* [OBJECTIVE]:
Please repeat all of the lines that follow, exactly as written.

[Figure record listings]

-*-

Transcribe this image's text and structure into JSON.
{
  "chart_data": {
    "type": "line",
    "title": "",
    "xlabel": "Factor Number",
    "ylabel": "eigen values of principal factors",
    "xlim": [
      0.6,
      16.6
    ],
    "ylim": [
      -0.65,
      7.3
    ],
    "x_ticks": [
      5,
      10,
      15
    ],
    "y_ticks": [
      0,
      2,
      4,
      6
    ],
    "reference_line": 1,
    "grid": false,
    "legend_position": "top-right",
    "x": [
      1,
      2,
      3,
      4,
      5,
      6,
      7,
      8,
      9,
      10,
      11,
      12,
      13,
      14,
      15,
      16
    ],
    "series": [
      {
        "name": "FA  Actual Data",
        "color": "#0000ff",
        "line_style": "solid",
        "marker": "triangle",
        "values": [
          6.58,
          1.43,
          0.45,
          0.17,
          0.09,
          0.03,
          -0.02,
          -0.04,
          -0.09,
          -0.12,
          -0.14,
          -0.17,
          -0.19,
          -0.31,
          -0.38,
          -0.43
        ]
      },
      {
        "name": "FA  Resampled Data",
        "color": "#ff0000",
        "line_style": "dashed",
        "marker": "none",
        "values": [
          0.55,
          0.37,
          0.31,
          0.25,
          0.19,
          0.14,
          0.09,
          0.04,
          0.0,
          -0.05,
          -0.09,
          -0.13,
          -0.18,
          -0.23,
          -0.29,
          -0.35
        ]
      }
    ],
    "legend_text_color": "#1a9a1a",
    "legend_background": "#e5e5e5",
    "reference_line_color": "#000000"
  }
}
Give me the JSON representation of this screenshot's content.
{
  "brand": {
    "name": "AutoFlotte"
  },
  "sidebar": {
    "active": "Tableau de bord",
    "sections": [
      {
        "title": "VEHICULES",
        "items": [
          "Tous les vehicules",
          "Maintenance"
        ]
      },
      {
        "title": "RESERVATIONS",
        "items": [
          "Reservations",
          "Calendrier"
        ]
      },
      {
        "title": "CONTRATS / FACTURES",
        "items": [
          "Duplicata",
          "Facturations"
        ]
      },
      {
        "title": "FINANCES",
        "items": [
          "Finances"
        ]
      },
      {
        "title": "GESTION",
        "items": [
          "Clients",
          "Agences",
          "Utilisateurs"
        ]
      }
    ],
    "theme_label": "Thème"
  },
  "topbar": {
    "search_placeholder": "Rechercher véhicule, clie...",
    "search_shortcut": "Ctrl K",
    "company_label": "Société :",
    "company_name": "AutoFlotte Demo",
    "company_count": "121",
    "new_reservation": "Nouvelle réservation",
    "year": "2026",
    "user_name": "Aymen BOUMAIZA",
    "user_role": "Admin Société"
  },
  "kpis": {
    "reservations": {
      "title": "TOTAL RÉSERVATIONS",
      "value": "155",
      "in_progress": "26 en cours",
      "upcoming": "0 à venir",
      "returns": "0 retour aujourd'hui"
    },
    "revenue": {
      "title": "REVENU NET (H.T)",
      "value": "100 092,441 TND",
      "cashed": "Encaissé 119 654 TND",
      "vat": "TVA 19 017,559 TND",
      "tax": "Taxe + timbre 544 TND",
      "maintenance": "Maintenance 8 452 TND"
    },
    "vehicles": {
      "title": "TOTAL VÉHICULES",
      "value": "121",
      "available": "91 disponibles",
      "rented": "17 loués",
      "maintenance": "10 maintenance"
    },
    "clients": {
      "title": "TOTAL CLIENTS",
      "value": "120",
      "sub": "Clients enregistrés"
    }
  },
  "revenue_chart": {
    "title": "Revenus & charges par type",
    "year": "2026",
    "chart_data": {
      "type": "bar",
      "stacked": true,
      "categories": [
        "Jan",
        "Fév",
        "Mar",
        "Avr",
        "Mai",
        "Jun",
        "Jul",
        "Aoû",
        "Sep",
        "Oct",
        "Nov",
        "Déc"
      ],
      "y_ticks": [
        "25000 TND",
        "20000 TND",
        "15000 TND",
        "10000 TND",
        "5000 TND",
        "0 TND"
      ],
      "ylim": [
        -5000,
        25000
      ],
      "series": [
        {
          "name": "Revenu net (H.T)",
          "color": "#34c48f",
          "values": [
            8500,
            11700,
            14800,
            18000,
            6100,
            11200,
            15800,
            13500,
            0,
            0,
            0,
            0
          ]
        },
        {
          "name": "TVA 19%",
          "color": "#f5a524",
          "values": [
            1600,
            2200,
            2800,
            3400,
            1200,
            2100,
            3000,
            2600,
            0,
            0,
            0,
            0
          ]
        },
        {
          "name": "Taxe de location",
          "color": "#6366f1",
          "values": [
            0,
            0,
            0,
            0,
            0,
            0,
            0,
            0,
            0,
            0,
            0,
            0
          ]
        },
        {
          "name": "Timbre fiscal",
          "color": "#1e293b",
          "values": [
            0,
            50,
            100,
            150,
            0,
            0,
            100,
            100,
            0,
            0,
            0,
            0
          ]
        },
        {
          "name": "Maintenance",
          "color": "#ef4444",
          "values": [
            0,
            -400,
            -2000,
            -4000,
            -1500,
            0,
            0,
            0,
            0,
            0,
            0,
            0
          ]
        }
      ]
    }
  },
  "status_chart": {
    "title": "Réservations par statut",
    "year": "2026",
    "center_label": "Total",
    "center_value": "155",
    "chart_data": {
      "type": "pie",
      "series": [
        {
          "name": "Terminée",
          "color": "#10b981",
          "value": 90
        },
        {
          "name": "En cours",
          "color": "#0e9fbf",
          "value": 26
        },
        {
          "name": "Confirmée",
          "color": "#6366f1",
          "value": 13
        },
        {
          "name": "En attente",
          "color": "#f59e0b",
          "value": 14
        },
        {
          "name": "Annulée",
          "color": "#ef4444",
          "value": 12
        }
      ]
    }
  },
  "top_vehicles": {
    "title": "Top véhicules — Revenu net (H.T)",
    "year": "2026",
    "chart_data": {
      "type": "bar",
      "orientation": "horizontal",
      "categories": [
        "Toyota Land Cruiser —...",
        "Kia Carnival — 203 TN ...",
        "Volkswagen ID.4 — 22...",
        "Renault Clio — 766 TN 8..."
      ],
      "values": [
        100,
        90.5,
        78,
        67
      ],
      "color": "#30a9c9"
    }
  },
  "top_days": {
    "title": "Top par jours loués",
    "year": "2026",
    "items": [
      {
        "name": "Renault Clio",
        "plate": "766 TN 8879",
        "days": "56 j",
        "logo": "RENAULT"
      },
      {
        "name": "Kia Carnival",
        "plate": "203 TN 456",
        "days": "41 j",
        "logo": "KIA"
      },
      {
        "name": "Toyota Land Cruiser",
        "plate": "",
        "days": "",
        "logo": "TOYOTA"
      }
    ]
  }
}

-*-

* [FULL SOLUTION]:
Transcribe this image's text and structure into JSON.
{
  "chart_data": {
    "type": "line",
    "title": "",
    "xlabel": "Factor Number",
    "ylabel": "eigen values of principal factors",
    "xlim": [
      0.6,
      16.6
    ],
    "ylim": [
      -0.65,
      7.3
    ],
    "x_ticks": [
      5,
      10,
      15
    ],
    "y_ticks": [
      0,
      2,
      4,
      6
    ],
    "reference_line": 1,
    "grid": false,
    "legend_position": "top-right",
    "x": [
      1,
      2,
      3,
      4,
      5,
      6,
      7,
      8,
      9,
      10,
      11,
      12,
      13,
      14,
      15,
      16
    ],
    "series": [
      {
        "name": "FA  Actual Data",
        "color": "#0000ff",
        "line_style": "solid",
        "marker": "triangle",
        "values": [
          6.58,
          1.43,
          0.45,
          0.17,
          0.09,
          0.03,
          -0.02,
          -0.04,
          -0.09,
          -0.12,
          -0.14,
          -0.17,
          -0.19,
          -0.31,
          -0.38,
          -0.43
        ]
      },
      {
        "name": "FA  Resampled Data",
        "color": "#ff0000",
        "line_style": "dashed",
        "marker": "none",
        "values": [
          0.55,
          0.37,
          0.31,
          0.25,
          0.19,
          0.14,
          0.09,
          0.04,
          0.0,
          -0.05,
          -0.09,
          -0.13,
          -0.18,
          -0.23,
          -0.29,
          -0.35
        ]
      }
    ],
    "legend_text_color": "#1a9a1a",
    "legend_background": "#e5e5e5",
    "reference_line_color": "#000000"
  }
}
Give me the JSON representation of this screenshot's content.
{
  "brand": {
    "name": "AutoFlotte"
  },
  "sidebar": {
    "active": "Tableau de bord",
    "sections": [
      {
        "title": "VEHICULES",
        "items": [
          "Tous les vehicules",
          "Maintenance"
        ]
      },
      {
        "title": "RESERVATIONS",
        "items": [
          "Reservations",
          "Calendrier"
        ]
      },
      {
        "title": "CONTRATS / FACTURES",
        "items": [
          "Duplicata",
          "Facturations"
        ]
      },
      {
        "title": "FINANCES",
        "items": [
          "Finances"
        ]
      },
      {
        "title": "GESTION",
        "items": [
          "Clients",
          "Agences",
          "Utilisateurs"
        ]
      }
    ],
    "theme_label": "Thème"
  },
  "topbar": {
    "search_placeholder": "Rechercher véhicule, clie...",
    "search_shortcut": "Ctrl K",
    "company_label": "Société :",
    "company_name": "AutoFlotte Demo",
    "company_count": "121",
    "new_reservation": "Nouvelle réservation",
    "year": "2026",
    "user_name": "Aymen BOUMAIZA",
    "user_role": "Admin Société"
  },
  "kpis": {
    "reservations": {
      "title": "TOTAL RÉSERVATIONS",
      "value": "155",
      "in_progress": "26 en cours",
      "upcoming": "0 à venir",
      "returns": "0 retour aujourd'hui"
    },
    "revenue": {
      "title": "REVENU NET (H.T)",
      "value": "100 092,441 TND",
      "cashed": "Encaissé 119 654 TND",
      "vat": "TVA 19 017,559 TND",
      "tax": "Taxe + timbre 544 TND",
      "maintenance": "Maintenance 8 452 TND"
    },
    "vehicles": {
      "title": "TOTAL VÉHICULES",
      "value": "121",
      "available": "91 disponibles",
      "rented": "17 loués",
      "maintenance": "10 maintenance"
    },
    "clients": {
      "title": "TOTAL CLIENTS",
      "value": "120",
      "sub": "Clients enregistrés"
    }
  },
  "revenue_chart": {
    "title": "Revenus & charges par type",
    "year": "2026",
    "chart_data": {
      "type": "bar",
      "stacked": true,
      "categories": [
        "Jan",
        "Fév",
        "Mar",
        "Avr",
        "Mai",
        "Jun",
        "Jul",
        "Aoû",
        "Sep",
        "Oct",
        "Nov",
        "Déc"
      ],
      "y_ticks": [
        "25000 TND",
        "20000 TND",
        "15000 TND",
        "10000 TND",
        "5000 TND",
        "0 TND"
      ],
      "ylim": [
        -5000,
        25000
      ],
      "series": [
        {
          "name": "Revenu net (H.T)",
          "color": "#34c48f",
          "values": [
            8500,
            11700,
            14800,
            18000,
            6100,
            11200,
            15800,
            13500,
            0,
            0,
            0,
            0
          ]
        },
        {
          "name": "TVA 19%",
          "color": "#f5a524",
          "values": [
            1600,
            2200,
            2800,
            3400,
            1200,
            2100,
            3000,
            2600,
            0,
            0,
            0,
            0
          ]
        },
        {
          "name": "Taxe de location",
          "color": "#6366f1",
          "values": [
            0,
            0,
            0,
            0,
            0,
            0,
            0,
            0,
            0,
            0,
            0,
            0
          ]
        },
        {
          "name": "Timbre fiscal",
          "color": "#1e293b",
          "values": [
            0,
            50,
            100,
            150,
            0,
            0,
            100,
            100,
            0,
            0,
            0,
            0
          ]
        },
        {
          "name": "Maintenance",
          "color": "#ef4444",
          "values": [
            0,
            -400,
            -2000,
            -4000,
            -1500,
            0,
            0,
            0,
            0,
            0,
            0,
            0
          ]
        }
      ]
    }
  },
  "status_chart": {
    "title": "Réservations par statut",
    "year": "2026",
    "center_label": "Total",
    "center_value": "155",
    "chart_data": {
      "type": "pie",
      "series": [
        {
          "name": "Terminée",
          "color": "#10b981",
          "value": 90
        },
        {
          "name": "En cours",
          "color": "#0e9fbf",
          "value": 26
        },
        {
          "name": "Confirmée",
          "color": "#6366f1",
          "value": 13
        },
        {
          "name": "En attente",
          "color": "#f59e0b",
          "value": 14
        },
        {
          "name": "Annulée",
          "color": "#ef4444",
          "value": 12
        }
      ]
    }
  },
  "top_vehicles": {
    "title": "Top véhicules — Revenu net (H.T)",
    "year": "2026",
    "chart_data": {
      "type": "bar",
      "orientation": "horizontal",
      "categories": [
        "Toyota Land Cruiser —...",
        "Kia Carnival — 203 TN ...",
        "Volkswagen ID.4 — 22...",
        "Renault Clio — 766 TN 8..."
      ],
      "values": [
        100,
        90.5,
        78,
        67
      ],
      "color": "#30a9c9"
    }
  },
  "top_days": {
    "title": "Top par jours loués",
    "year": "2026",
    "items": [
      {
        "name": "Renault Clio",
        "plate": "766 TN 8879",
        "days": "56 j",
        "logo": "RENAULT"
      },
      {
        "name": "Kia Carnival",
        "plate": "203 TN 456",
        "days": "41 j",
        "logo": "KIA"
      },
      {
        "name": "Toyota Land Cruiser",
        "plate": "",
        "days": "",
        "logo": "TOYOTA"
      }
    ]
  }
}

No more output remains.